● **DO THIS**
Extract from the listing each line in which the word "Givens" appears.

------------------------------------

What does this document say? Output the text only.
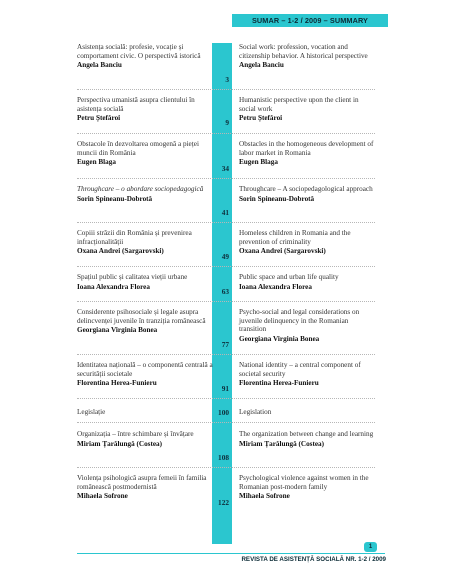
SUMAR – 1-2 / 2009 – SUMMARY
Asistența socială: profesie, vocație și comportament civic. O perspectivă istorică
Angela Banciu
Social work: profession, vocation and citizenship behavior. A historical perspective
Angela Banciu
3
Perspectiva umanistă asupra clientului în asistența socială
Petru Ștefăroi
Humanistic perspective upon the client in social work
Petru Ștefăroi
9
Obstacole în dezvoltarea omogenă a pieței muncii din România
Eugen Blaga
Obstacles in the homogeneous development of labor market in Romania
Eugen Blaga
34
Throughcare – o abordare sociopedagogică
Sorin Spineanu-Dobrotă
Throughcare – A sociopedagological approach
Sorin Spineanu-Dobrotă
41
Copiii străzii din România și prevenirea infracționalității
Oxana Andrei (Sargarovski)
Homeless children in Romania and the prevention of criminality
Oxana Andrei (Sargarovski)
49
Spațiul public și calitatea vieții urbane
Ioana Alexandra Florea
Public space and urban life quality
Ioana Alexandra Florea
63
Considerente psihosociale și legale asupra delincvenței juvenile în tranziția românească
Georgiana Virginia Bonea
Psycho-social and legal considerations on juvenile delinquency in the Romanian transition
Georgiana Virginia Bonea
77
Identitatea națională – o componentă centrală a securității societale
Florentina Herea-Funieru
National identity – a central component of societal security
Florentina Herea-Funieru
91
Legislație	Legislation
100
Organizația – între schimbare și învățare
Miriam Țarălungă (Costea)
The organization between change and learning
Miriam Țarălungă (Costea)
108
Violența psihologică asupra femeii în familia românească postmodernistă
Mihaela Sofrone
Psychological violence against women in the Romanian post-modern family
Mihaela Sofrone
122
1
REVISTA DE ASISTENȚĂ SOCIALĂ NR. 1-2 / 2009
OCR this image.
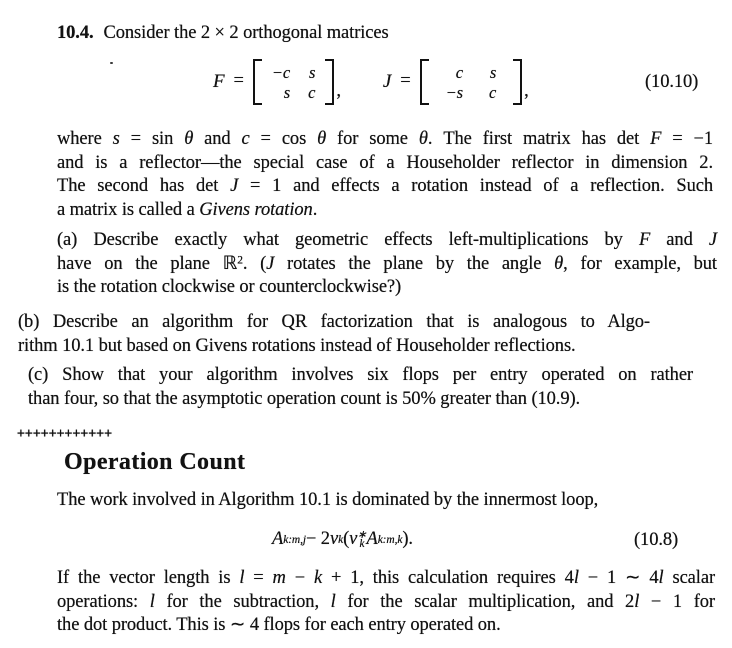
10.4. Consider the 2 × 2 orthogonal matrices
F = −c s
s c , J =	c s
−s c ,	(10.10)
where s = sin θ and c = cos θ for some θ. The first matrix has det F = −1
and is a reflector—the special case of a Householder reflector in dimension 2.
The second has det J = 1 and effects a rotation instead of a reflection. Such
a matrix is called a Givens rotation.
(a) Describe exactly what geometric effects left-multiplications by F and J
have on the plane ℝ$^2$. (J rotates the plane by the angle θ, for example, but
is the rotation clockwise or counterclockwise?)
(b) Describe an algorithm for QR factorization that is analogous to Algo-
rithm 10.1 but based on Givens rotations instead of Householder reflections.
(c) Show that your algorithm involves six flops per entry operated on rather
than four, so that the asymptotic operation count is 50% greater than (10.9).
++++++++++++
Operation Count
The work involved in Algorithm 10.1 is dominated by the innermost loop,
A k:m,j − 2 v k ( v ∗
k A k:m,k ).	(10.8)
If the vector length is l = m − k + 1, this calculation requires 4l − 1 ∼ 4l scalar
operations: l for the subtraction, l for the scalar multiplication, and 2l − 1 for
the dot product. This is ∼ 4 flops for each entry operated on.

------------------------------------

● **CORRECT ANSWER**
a matrix is called a Givens rotation.
rithm 10.1 but based on Givens rotations instead of Householder reflections.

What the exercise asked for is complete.